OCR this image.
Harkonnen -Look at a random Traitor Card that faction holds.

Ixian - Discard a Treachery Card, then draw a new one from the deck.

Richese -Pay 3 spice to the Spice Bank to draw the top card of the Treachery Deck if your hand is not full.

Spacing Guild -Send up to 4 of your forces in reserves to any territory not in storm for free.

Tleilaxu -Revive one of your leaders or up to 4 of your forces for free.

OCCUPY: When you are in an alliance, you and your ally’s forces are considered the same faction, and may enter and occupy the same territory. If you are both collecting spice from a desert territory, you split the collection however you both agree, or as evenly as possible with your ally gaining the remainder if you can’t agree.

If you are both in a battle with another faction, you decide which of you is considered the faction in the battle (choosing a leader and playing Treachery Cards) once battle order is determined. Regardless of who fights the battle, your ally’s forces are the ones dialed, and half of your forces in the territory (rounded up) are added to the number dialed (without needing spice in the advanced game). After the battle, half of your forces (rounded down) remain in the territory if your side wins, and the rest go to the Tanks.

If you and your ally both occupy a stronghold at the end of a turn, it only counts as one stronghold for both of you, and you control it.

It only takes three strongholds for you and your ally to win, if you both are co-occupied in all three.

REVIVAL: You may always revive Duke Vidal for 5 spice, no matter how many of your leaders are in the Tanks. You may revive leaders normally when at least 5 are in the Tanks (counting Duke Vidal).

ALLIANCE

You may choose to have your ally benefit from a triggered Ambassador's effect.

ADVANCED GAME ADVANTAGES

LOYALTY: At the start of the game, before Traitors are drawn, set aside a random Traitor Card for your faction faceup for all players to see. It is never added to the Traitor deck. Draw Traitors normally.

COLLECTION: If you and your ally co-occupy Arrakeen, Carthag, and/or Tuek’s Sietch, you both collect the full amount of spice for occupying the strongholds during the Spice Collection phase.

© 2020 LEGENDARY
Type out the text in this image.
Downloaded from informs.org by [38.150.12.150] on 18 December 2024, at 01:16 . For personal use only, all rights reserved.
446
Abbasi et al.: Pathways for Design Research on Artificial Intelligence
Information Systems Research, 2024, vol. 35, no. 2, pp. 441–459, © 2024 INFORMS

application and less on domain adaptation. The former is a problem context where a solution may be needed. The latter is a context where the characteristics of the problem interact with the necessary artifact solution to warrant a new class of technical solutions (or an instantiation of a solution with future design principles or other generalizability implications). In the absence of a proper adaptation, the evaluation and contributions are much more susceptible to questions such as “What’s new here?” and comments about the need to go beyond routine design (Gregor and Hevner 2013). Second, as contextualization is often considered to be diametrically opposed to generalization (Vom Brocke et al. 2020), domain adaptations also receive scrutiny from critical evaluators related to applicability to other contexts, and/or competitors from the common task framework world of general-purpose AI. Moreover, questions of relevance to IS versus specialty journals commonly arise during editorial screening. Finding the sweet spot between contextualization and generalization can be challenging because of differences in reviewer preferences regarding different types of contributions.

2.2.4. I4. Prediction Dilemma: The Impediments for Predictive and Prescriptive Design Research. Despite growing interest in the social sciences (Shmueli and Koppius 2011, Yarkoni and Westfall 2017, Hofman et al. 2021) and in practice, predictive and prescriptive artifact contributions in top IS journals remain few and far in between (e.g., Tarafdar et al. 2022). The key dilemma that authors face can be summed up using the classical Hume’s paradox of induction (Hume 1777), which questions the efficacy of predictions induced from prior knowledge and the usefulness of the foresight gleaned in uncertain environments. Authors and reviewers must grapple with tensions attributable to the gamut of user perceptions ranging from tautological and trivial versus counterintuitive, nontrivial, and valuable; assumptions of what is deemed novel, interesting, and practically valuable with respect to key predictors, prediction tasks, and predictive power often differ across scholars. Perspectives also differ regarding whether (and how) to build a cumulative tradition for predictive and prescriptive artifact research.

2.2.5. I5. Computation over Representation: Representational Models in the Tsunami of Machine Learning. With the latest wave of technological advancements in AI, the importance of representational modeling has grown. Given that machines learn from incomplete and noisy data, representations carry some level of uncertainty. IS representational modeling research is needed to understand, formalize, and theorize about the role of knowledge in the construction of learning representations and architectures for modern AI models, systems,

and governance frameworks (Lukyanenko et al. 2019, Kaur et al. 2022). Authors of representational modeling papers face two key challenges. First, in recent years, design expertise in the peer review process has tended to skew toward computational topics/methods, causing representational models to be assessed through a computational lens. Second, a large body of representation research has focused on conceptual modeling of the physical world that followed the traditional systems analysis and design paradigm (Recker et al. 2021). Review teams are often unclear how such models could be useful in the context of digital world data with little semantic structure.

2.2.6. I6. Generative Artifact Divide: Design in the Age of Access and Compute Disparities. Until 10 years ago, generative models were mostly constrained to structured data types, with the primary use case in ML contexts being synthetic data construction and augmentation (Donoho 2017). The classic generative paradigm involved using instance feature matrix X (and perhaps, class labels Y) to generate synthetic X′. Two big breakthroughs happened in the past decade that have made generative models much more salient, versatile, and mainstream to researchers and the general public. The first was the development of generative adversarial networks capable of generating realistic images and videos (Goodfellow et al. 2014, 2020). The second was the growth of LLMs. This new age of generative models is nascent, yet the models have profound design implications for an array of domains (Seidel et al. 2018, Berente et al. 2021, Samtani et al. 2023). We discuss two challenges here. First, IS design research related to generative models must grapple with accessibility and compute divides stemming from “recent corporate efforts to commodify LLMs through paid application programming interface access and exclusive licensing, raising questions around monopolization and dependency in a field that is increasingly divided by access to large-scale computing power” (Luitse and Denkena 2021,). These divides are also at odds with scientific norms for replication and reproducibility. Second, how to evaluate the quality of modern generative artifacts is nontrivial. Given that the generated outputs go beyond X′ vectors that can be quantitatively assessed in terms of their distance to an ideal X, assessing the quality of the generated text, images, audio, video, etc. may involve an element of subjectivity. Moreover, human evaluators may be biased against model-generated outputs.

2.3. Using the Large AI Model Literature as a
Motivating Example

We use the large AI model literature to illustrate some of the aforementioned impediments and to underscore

----

● Brief:
Out of the material above, select every line that holds the string "free".

● The solution:
Spacing Guild -Send up to 4 of your forces in reserves to any territory not in storm for free.
Tleilaxu -Revive one of your leaders or up to 4 of your forces for free.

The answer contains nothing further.